EXERCISE DETAILS:
Every record should be written out exactly, please.

[Lines of data]

%%

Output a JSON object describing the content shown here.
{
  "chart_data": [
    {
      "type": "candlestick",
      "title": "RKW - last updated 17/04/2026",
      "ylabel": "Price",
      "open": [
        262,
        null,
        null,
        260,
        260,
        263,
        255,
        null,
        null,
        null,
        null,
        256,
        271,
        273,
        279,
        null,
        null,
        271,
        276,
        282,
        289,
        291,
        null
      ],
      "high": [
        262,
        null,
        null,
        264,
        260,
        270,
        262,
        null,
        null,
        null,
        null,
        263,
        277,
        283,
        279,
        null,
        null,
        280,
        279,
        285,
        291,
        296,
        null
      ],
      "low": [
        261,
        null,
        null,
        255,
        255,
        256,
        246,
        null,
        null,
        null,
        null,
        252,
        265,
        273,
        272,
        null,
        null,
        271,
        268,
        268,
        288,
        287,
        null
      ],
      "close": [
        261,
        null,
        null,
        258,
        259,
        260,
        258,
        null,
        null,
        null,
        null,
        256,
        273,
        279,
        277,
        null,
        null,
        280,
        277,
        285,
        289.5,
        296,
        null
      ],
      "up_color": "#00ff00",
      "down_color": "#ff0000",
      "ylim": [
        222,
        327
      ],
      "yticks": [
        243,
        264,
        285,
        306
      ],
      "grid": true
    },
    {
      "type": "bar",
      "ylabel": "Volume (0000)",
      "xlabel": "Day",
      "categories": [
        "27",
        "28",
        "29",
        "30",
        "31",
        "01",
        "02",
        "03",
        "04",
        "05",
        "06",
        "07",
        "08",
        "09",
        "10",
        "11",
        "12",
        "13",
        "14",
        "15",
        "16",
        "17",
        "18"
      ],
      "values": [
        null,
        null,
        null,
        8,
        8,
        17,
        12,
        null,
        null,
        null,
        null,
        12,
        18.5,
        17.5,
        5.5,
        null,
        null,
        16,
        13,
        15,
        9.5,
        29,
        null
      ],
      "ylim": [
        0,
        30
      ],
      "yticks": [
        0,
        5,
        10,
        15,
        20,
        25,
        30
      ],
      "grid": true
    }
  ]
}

%%

CORRECT RESPONSE:
Output a JSON object describing the content shown here.
{
  "chart_data": [
    {
      "type": "candlestick",
      "title": "RKW - last updated 17/04/2026",
      "ylabel": "Price",
      "open": [
        262,
        null,
        null,
        260,
        260,
        263,
        255,
        null,
        null,
        null,
        null,
        256,
        271,
        273,
        279,
        null,
        null,
        271,
        276,
        282,
        289,
        291,
        null
      ],
      "high": [
        262,
        null,
        null,
        264,
        260,
        270,
        262,
        null,
        null,
        null,
        null,
        263,
        277,
        283,
        279,
        null,
        null,
        280,
        279,
        285,
        291,
        296,
        null
      ],
      "low": [
        261,
        null,
        null,
        255,
        255,
        256,
        246,
        null,
        null,
        null,
        null,
        252,
        265,
        273,
        272,
        null,
        null,
        271,
        268,
        268,
        288,
        287,
        null
      ],
      "close": [
        261,
        null,
        null,
        258,
        259,
        260,
        258,
        null,
        null,
        null,
        null,
        256,
        273,
        279,
        277,
        null,
        null,
        280,
        277,
        285,
        289.5,
        296,
        null
      ],
      "up_color": "#00ff00",
      "down_color": "#ff0000",
      "ylim": [
        222,
        327
      ],
      "yticks": [
        243,
        264,
        285,
        306
      ],
      "grid": true
    },
    {
      "type": "bar",
      "ylabel": "Volume (0000)",
      "xlabel": "Day",
      "categories": [
        "27",
        "28",
        "29",
        "30",
        "31",
        "01",
        "02",
        "03",
        "04",
        "05",
        "06",
        "07",
        "08",
        "09",
        "10",
        "11",
        "12",
        "13",
        "14",
        "15",
        "16",
        "17",
        "18"
      ],
      "values": [
        null,
        null,
        null,
        8,
        8,
        17,
        12,
        null,
        null,
        null,
        null,
        12,
        18.5,
        17.5,
        5.5,
        null,
        null,
        16,
        13,
        15,
        9.5,
        29,
        null
      ],
      "ylim": [
        0,
        30
      ],
      "yticks": [
        0,
        5,
        10,
        15,
        20,
        25,
        30
      ],
      "grid": true
    }
  ]
}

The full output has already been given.